WORK INSTRUCTIONS. Drop the pictures from the entries below, then reproduce the rest exactly.

(Collected data entries)
·····

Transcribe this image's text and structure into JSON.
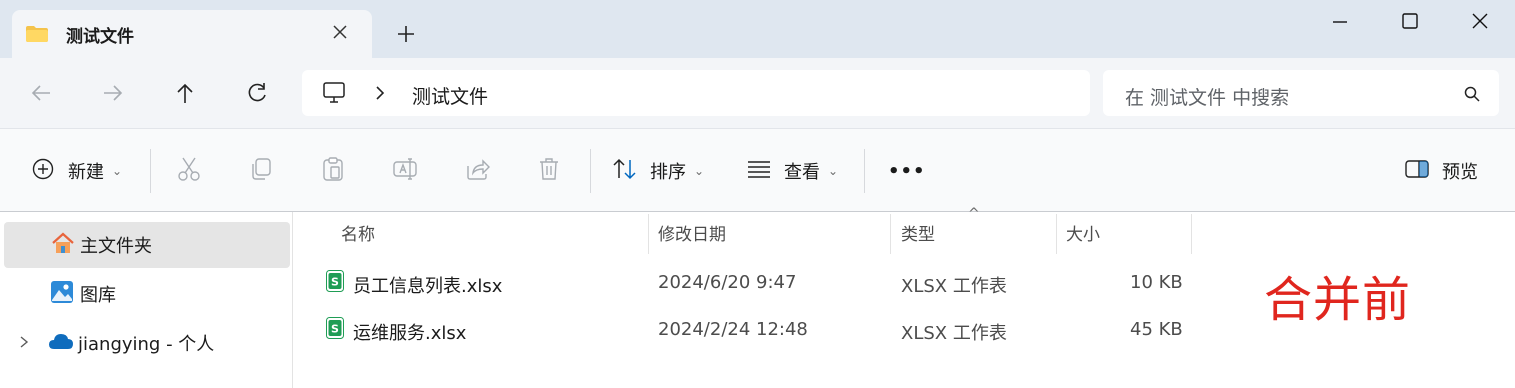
{
  "window": {
    "tab_title": "测试文件",
    "new_tab": "+"
  },
  "address": {
    "breadcrumb": "测试文件",
    "search_placeholder": "在 测试文件 中搜索"
  },
  "commands": {
    "new_label": "新建",
    "sort_label": "排序",
    "view_label": "查看",
    "more_label": "•••",
    "preview_label": "预览"
  },
  "sidebar": {
    "items": [
      {
        "label": "主文件夹",
        "icon": "home-icon",
        "selected": true
      },
      {
        "label": "图库",
        "icon": "gallery-icon",
        "selected": false
      },
      {
        "label": "jiangying - 个人",
        "icon": "onedrive-cloud-icon",
        "selected": false
      }
    ]
  },
  "columns": {
    "name": "名称",
    "modified": "修改日期",
    "type": "类型",
    "size": "大小",
    "sort_indicator": "^"
  },
  "files": [
    {
      "name": "员工信息列表.xlsx",
      "modified": "2024/6/20 9:47",
      "type": "XLSX 工作表",
      "size": "10 KB"
    },
    {
      "name": "运维服务.xlsx",
      "modified": "2024/2/24 12:48",
      "type": "XLSX 工作表",
      "size": "45 KB"
    }
  ],
  "annotation": "合并前",
  "colors": {
    "titlebar": "#dfe7f0",
    "accent": "#005fb8",
    "excel_green": "#1f9d55",
    "annotation_red": "#e0261e"
  }
}
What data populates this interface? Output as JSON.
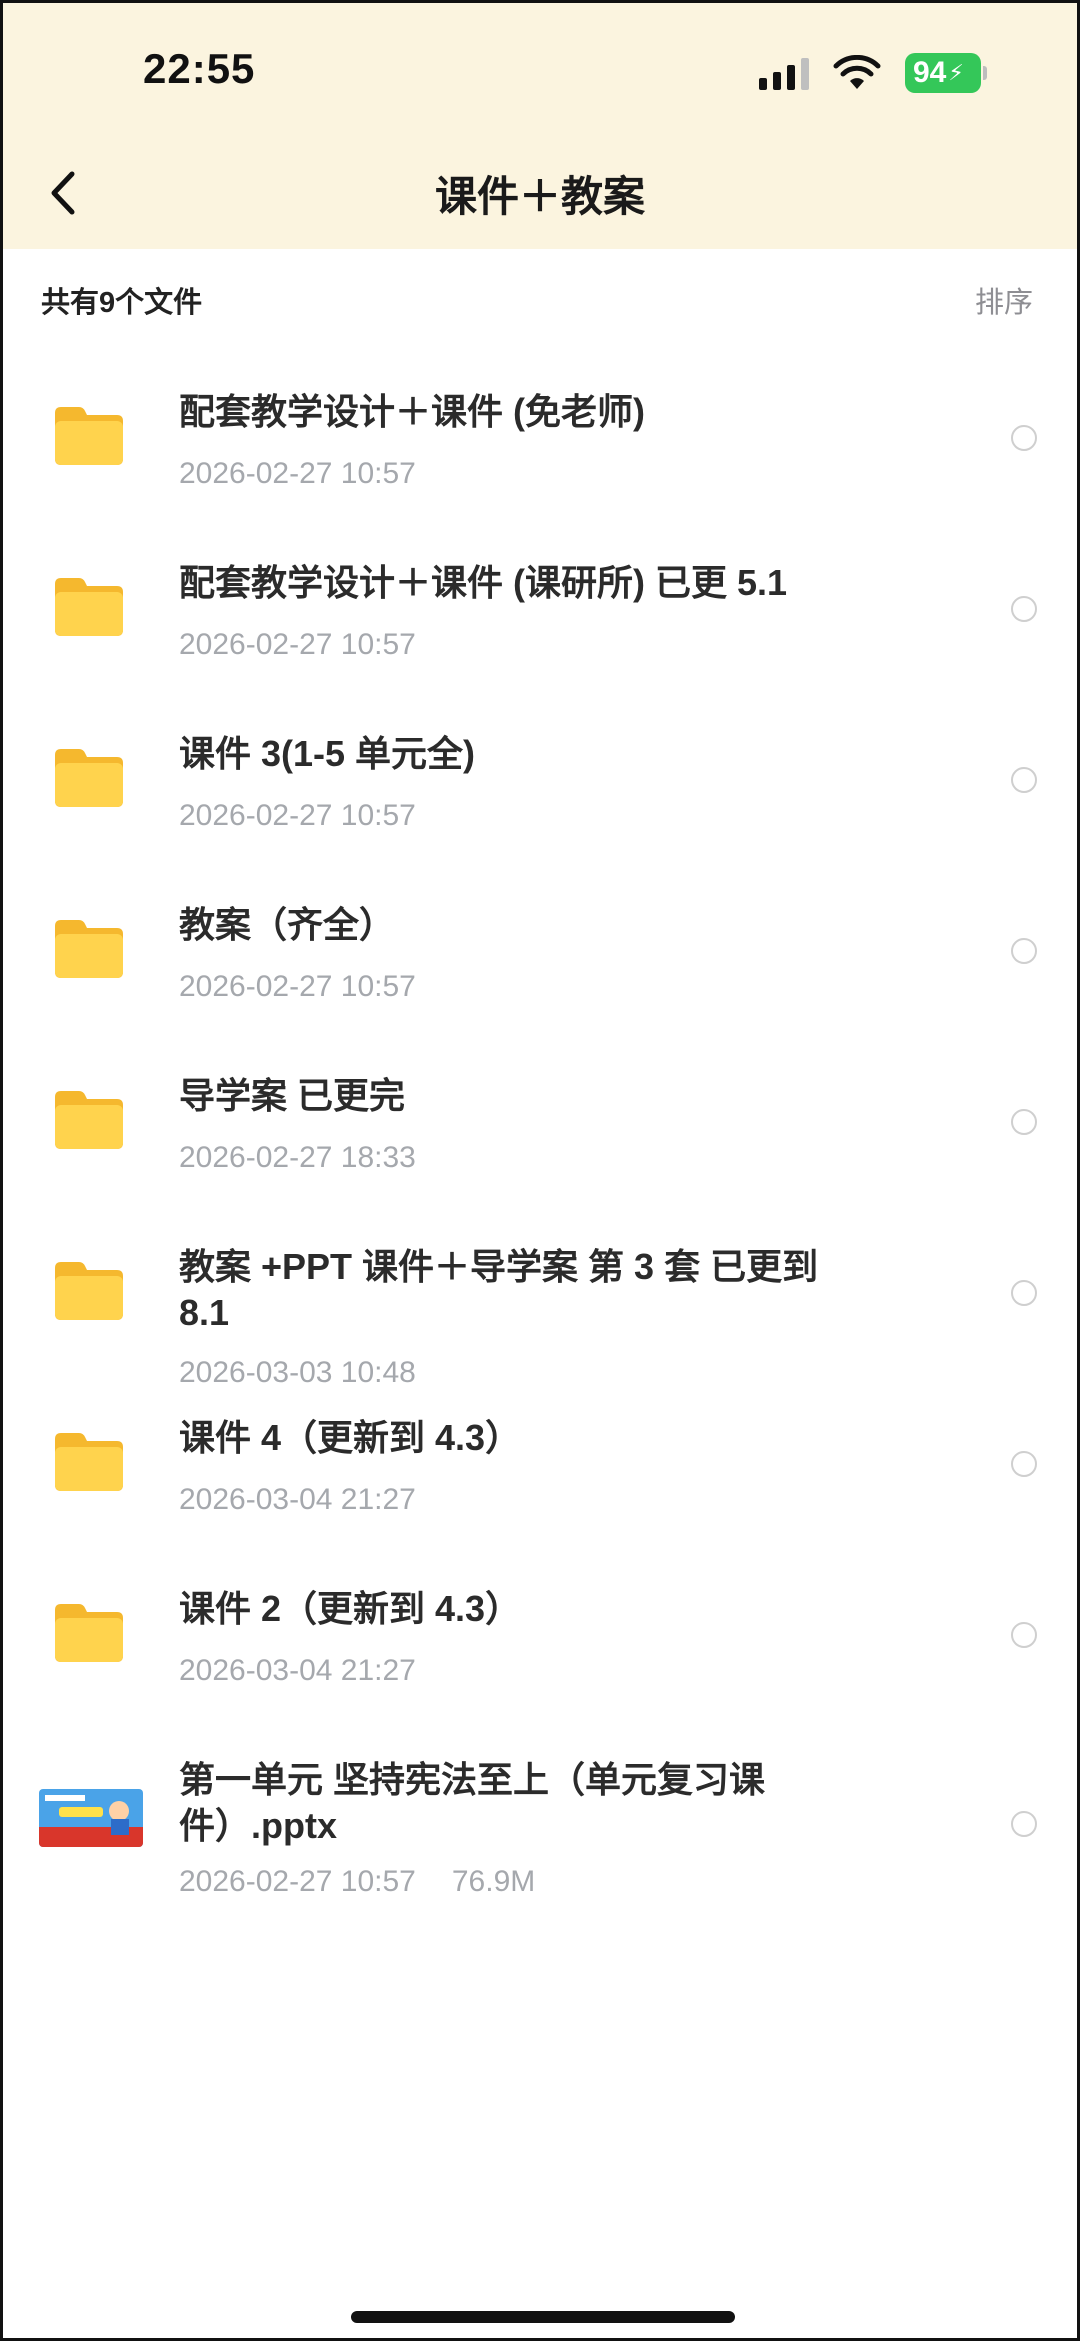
{
  "status": {
    "time": "22:55",
    "battery": "94"
  },
  "nav": {
    "title": "课件＋教案"
  },
  "subheader": {
    "count_text": "共有9个文件",
    "sort_label": "排序"
  },
  "colors": {
    "header_bg": "#fbf4df",
    "folder_yellow": "#ffd34d",
    "battery_green": "#34c759",
    "date_gray": "#a5a8ad"
  },
  "items": [
    {
      "name": "配套教学设计＋课件 (免老师)",
      "date": "2026-02-27 10:57",
      "icon": "folder-icon"
    },
    {
      "name": "配套教学设计＋课件 (课研所) 已更 5.1",
      "date": "2026-02-27 10:57",
      "icon": "folder-icon"
    },
    {
      "name": "课件 3(1-5 单元全)",
      "date": "2026-02-27 10:57",
      "icon": "folder-icon"
    },
    {
      "name": "教案（齐全）",
      "date": "2026-02-27 10:57",
      "icon": "folder-icon"
    },
    {
      "name": "导学案 已更完",
      "date": "2026-02-27 18:33",
      "icon": "folder-icon"
    },
    {
      "name": "教案 +PPT 课件＋导学案 第 3 套 已更到 8.1",
      "date": "2026-03-03 10:48",
      "icon": "folder-icon"
    },
    {
      "name": "课件 4（更新到 4.3）",
      "date": "2026-03-04 21:27",
      "icon": "folder-icon"
    },
    {
      "name": "课件 2（更新到 4.3）",
      "date": "2026-03-04 21:27",
      "icon": "folder-icon"
    },
    {
      "name": "第一单元 坚持宪法至上（单元复习课件）.pptx",
      "date": "2026-02-27 10:57",
      "size": "76.9M",
      "icon": "pptx-thumbnail"
    }
  ]
}
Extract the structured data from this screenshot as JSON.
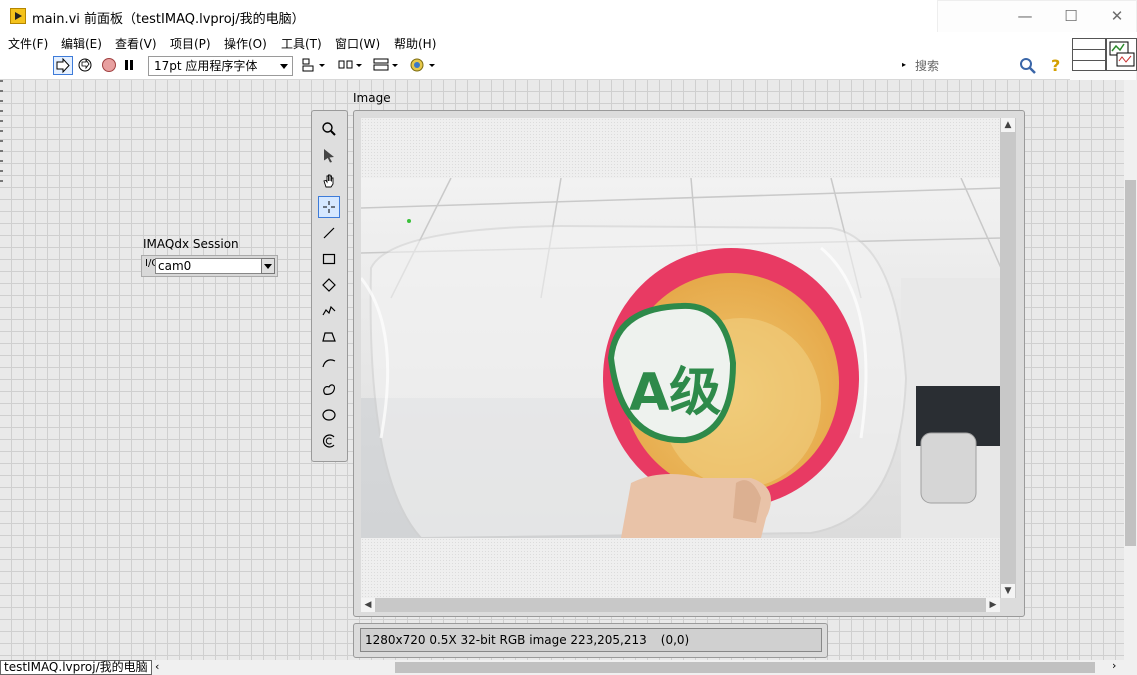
{
  "window": {
    "title": "main.vi 前面板（testIMAQ.lvproj/我的电脑）",
    "minimize": "—",
    "maximize": "☐",
    "close": "✕"
  },
  "menu": [
    "文件(F)",
    "编辑(E)",
    "查看(V)",
    "项目(P)",
    "操作(O)",
    "工具(T)",
    "窗口(W)",
    "帮助(H)"
  ],
  "toolbar": {
    "font": "17pt 应用程序字体",
    "search_placeholder": "搜索"
  },
  "session": {
    "label": "IMAQdx Session",
    "value": "cam0"
  },
  "image_display": {
    "label": "Image",
    "status": "1280x720 0.5X 32-bit RGB image 223,205,213",
    "coord": "(0,0)",
    "photo_sticker": "A级"
  },
  "tools": [
    "zoom-icon",
    "pointer-icon",
    "pan-icon",
    "crosshair-icon",
    "line-icon",
    "rectangle-icon",
    "rotated-rect-icon",
    "freehand-line-icon",
    "polygon-icon",
    "freehand-icon",
    "closed-freehand-icon",
    "oval-icon",
    "annulus-icon"
  ],
  "project": "testIMAQ.lvproj/我的电脑"
}
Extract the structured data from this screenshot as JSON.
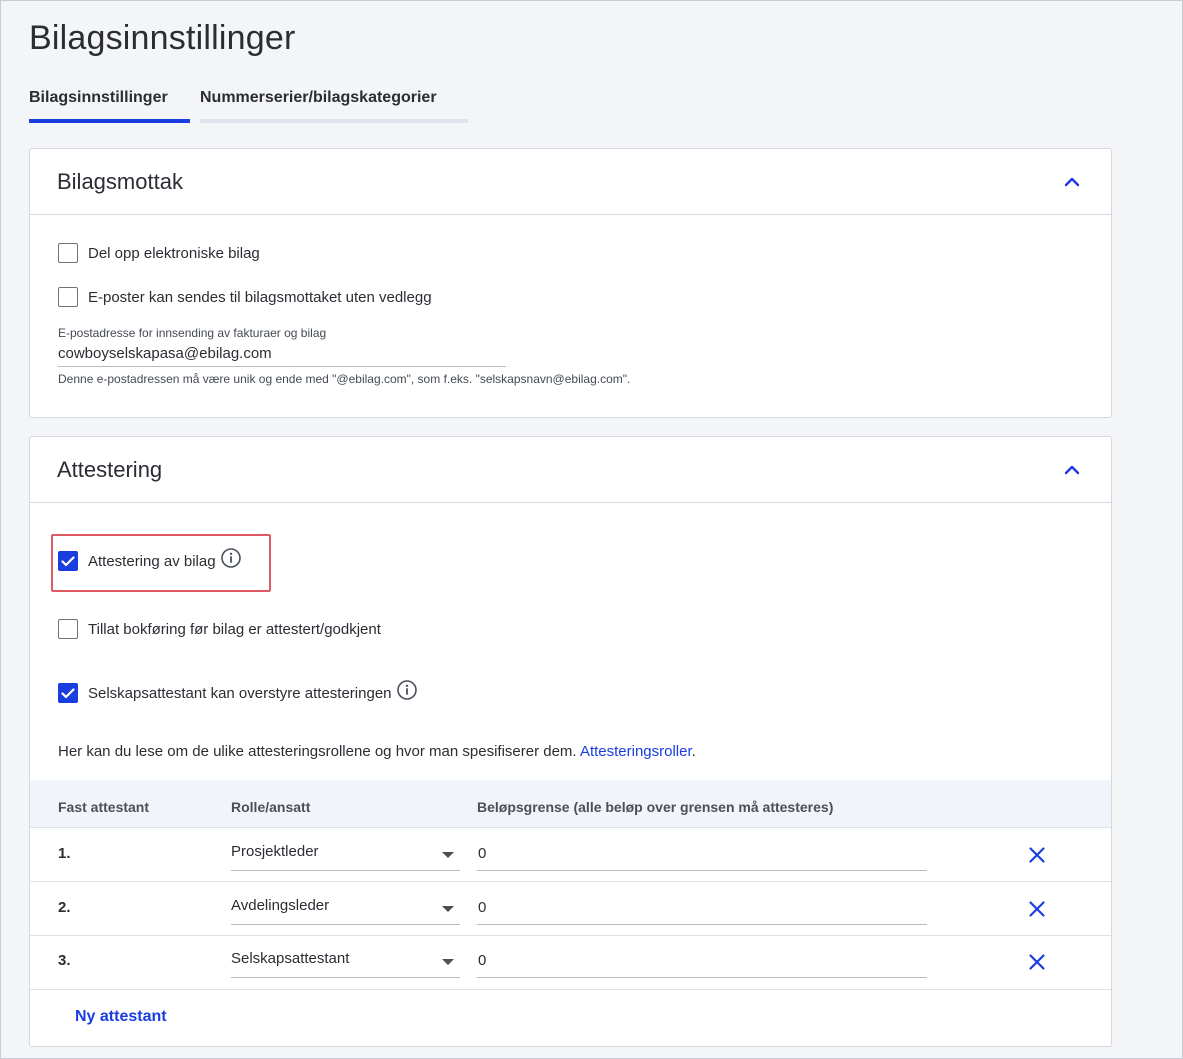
{
  "page": {
    "title": "Bilagsinnstillinger"
  },
  "tabs": [
    {
      "label": "Bilagsinnstillinger",
      "active": true
    },
    {
      "label": "Nummerserier/bilagskategorier",
      "active": false
    }
  ],
  "colors": {
    "accent": "#1a3de0",
    "highlight": "#e05a64"
  },
  "receipt": {
    "title": "Bilagsmottak",
    "options": [
      {
        "label": "Del opp elektroniske bilag",
        "checked": false
      },
      {
        "label": "E-poster kan sendes til bilagsmottaket uten vedlegg",
        "checked": false
      }
    ],
    "email": {
      "label": "E-postadresse for innsending av fakturaer og bilag",
      "value": "cowboyselskapasa@ebilag.com",
      "hint": "Denne e-postadressen må være unik og ende med \"@ebilag.com\", som f.eks. \"selskapsnavn@ebilag.com\"."
    }
  },
  "attest": {
    "title": "Attestering",
    "options": [
      {
        "label": "Attestering av bilag",
        "checked": true,
        "info": true
      },
      {
        "label": "Tillat bokføring før bilag er attestert/godkjent",
        "checked": false,
        "info": false
      },
      {
        "label": "Selskapsattestant kan overstyre attesteringen",
        "checked": true,
        "info": true
      }
    ],
    "help_text": "Her kan du lese om de ulike attesteringsrollene og hvor man spesifiserer dem. ",
    "help_link": "Attesteringsroller",
    "help_end": ".",
    "table": {
      "headers": [
        "Fast attestant",
        "Rolle/ansatt",
        "Beløpsgrense (alle beløp over grensen må attesteres)"
      ],
      "rows": [
        {
          "num": "1.",
          "role": "Prosjektleder",
          "amount": "0"
        },
        {
          "num": "2.",
          "role": "Avdelingsleder",
          "amount": "0"
        },
        {
          "num": "3.",
          "role": "Selskapsattestant",
          "amount": "0"
        }
      ]
    },
    "add_label": "Ny attestant"
  }
}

·····

SOLUTION FOR THIS TASK.
Transcribe this image's text and structure into JSON.
{
  "window": {
    "tab_title": "测试文件",
    "new_tab": "+"
  },
  "address": {
    "breadcrumb": "测试文件",
    "search_placeholder": "在 测试文件 中搜索"
  },
  "commands": {
    "new_label": "新建",
    "sort_label": "排序",
    "view_label": "查看",
    "more_label": "•••",
    "preview_label": "预览"
  },
  "sidebar": {
    "items": [
      {
        "label": "主文件夹",
        "icon": "home-icon",
        "selected": true
      },
      {
        "label": "图库",
        "icon": "gallery-icon",
        "selected": false
      },
      {
        "label": "jiangying - 个人",
        "icon": "onedrive-cloud-icon",
        "selected": false
      }
    ]
  },
  "columns": {
    "name": "名称",
    "modified": "修改日期",
    "type": "类型",
    "size": "大小",
    "sort_indicator": "^"
  },
  "files": [
    {
      "name": "员工信息列表.xlsx",
      "modified": "2024/6/20 9:47",
      "type": "XLSX 工作表",
      "size": "10 KB"
    },
    {
      "name": "运维服务.xlsx",
      "modified": "2024/2/24 12:48",
      "type": "XLSX 工作表",
      "size": "45 KB"
    }
  ],
  "annotation": "合并前",
  "colors": {
    "titlebar": "#dfe7f0",
    "accent": "#005fb8",
    "excel_green": "#1f9d55",
    "annotation_red": "#e0261e"
  }
}
What data populates this interface? Output as JSON.
{
  "status": {
    "time": "22:55",
    "battery": "94"
  },
  "nav": {
    "title": "课件＋教案"
  },
  "subheader": {
    "count_text": "共有9个文件",
    "sort_label": "排序"
  },
  "colors": {
    "header_bg": "#fbf4df",
    "folder_yellow": "#ffd34d",
    "battery_green": "#34c759",
    "date_gray": "#a5a8ad"
  },
  "items": [
    {
      "name": "配套教学设计＋课件 (免老师)",
      "date": "2026-02-27 10:57",
      "icon": "folder-icon"
    },
    {
      "name": "配套教学设计＋课件 (课研所) 已更 5.1",
      "date": "2026-02-27 10:57",
      "icon": "folder-icon"
    },
    {
      "name": "课件 3(1-5 单元全)",
      "date": "2026-02-27 10:57",
      "icon": "folder-icon"
    },
    {
      "name": "教案（齐全）",
      "date": "2026-02-27 10:57",
      "icon": "folder-icon"
    },
    {
      "name": "导学案 已更完",
      "date": "2026-02-27 18:33",
      "icon": "folder-icon"
    },
    {
      "name": "教案 +PPT 课件＋导学案 第 3 套 已更到 8.1",
      "date": "2026-03-03 10:48",
      "icon": "folder-icon"
    },
    {
      "name": "课件 4（更新到 4.3）",
      "date": "2026-03-04 21:27",
      "icon": "folder-icon"
    },
    {
      "name": "课件 2（更新到 4.3）",
      "date": "2026-03-04 21:27",
      "icon": "folder-icon"
    },
    {
      "name": "第一单元 坚持宪法至上（单元复习课件）.pptx",
      "date": "2026-02-27 10:57",
      "size": "76.9M",
      "icon": "pptx-thumbnail"
    }
  ]
}
Extract the structured data from this screenshot as JSON.
{
  "window": {
    "title": "main.vi 前面板（testIMAQ.lvproj/我的电脑）",
    "minimize": "—",
    "maximize": "☐",
    "close": "✕"
  },
  "menu": [
    "文件(F)",
    "编辑(E)",
    "查看(V)",
    "项目(P)",
    "操作(O)",
    "工具(T)",
    "窗口(W)",
    "帮助(H)"
  ],
  "toolbar": {
    "font": "17pt 应用程序字体",
    "search_placeholder": "搜索"
  },
  "session": {
    "label": "IMAQdx Session",
    "value": "cam0"
  },
  "image_display": {
    "label": "Image",
    "status": "1280x720 0.5X 32-bit RGB image 223,205,213",
    "coord": "(0,0)",
    "photo_sticker": "A级"
  },
  "tools": [
    "zoom-icon",
    "pointer-icon",
    "pan-icon",
    "crosshair-icon",
    "line-icon",
    "rectangle-icon",
    "rotated-rect-icon",
    "freehand-line-icon",
    "polygon-icon",
    "freehand-icon",
    "closed-freehand-icon",
    "oval-icon",
    "annulus-icon"
  ],
  "project": "testIMAQ.lvproj/我的电脑"
}
Extract the structured data from this screenshot as JSON.
{
  "page": {
    "title": "Bilagsinnstillinger"
  },
  "tabs": [
    {
      "label": "Bilagsinnstillinger",
      "active": true
    },
    {
      "label": "Nummerserier/bilagskategorier",
      "active": false
    }
  ],
  "colors": {
    "accent": "#1a3de0",
    "highlight": "#e05a64"
  },
  "receipt": {
    "title": "Bilagsmottak",
    "options": [
      {
        "label": "Del opp elektroniske bilag",
        "checked": false
      },
      {
        "label": "E-poster kan sendes til bilagsmottaket uten vedlegg",
        "checked": false
      }
    ],
    "email": {
      "label": "E-postadresse for innsending av fakturaer og bilag",
      "value": "cowboyselskapasa@ebilag.com",
      "hint": "Denne e-postadressen må være unik og ende med \"@ebilag.com\", som f.eks. \"selskapsnavn@ebilag.com\"."
    }
  },
  "attest": {
    "title": "Attestering",
    "options": [
      {
        "label": "Attestering av bilag",
        "checked": true,
        "info": true
      },
      {
        "label": "Tillat bokføring før bilag er attestert/godkjent",
        "checked": false,
        "info": false
      },
      {
        "label": "Selskapsattestant kan overstyre attesteringen",
        "checked": true,
        "info": true
      }
    ],
    "help_text": "Her kan du lese om de ulike attesteringsrollene og hvor man spesifiserer dem. ",
    "help_link": "Attesteringsroller",
    "help_end": ".",
    "table": {
      "headers": [
        "Fast attestant",
        "Rolle/ansatt",
        "Beløpsgrense (alle beløp over grensen må attesteres)"
      ],
      "rows": [
        {
          "num": "1.",
          "role": "Prosjektleder",
          "amount": "0"
        },
        {
          "num": "2.",
          "role": "Avdelingsleder",
          "amount": "0"
        },
        {
          "num": "3.",
          "role": "Selskapsattestant",
          "amount": "0"
        }
      ]
    },
    "add_label": "Ny attestant"
  }
}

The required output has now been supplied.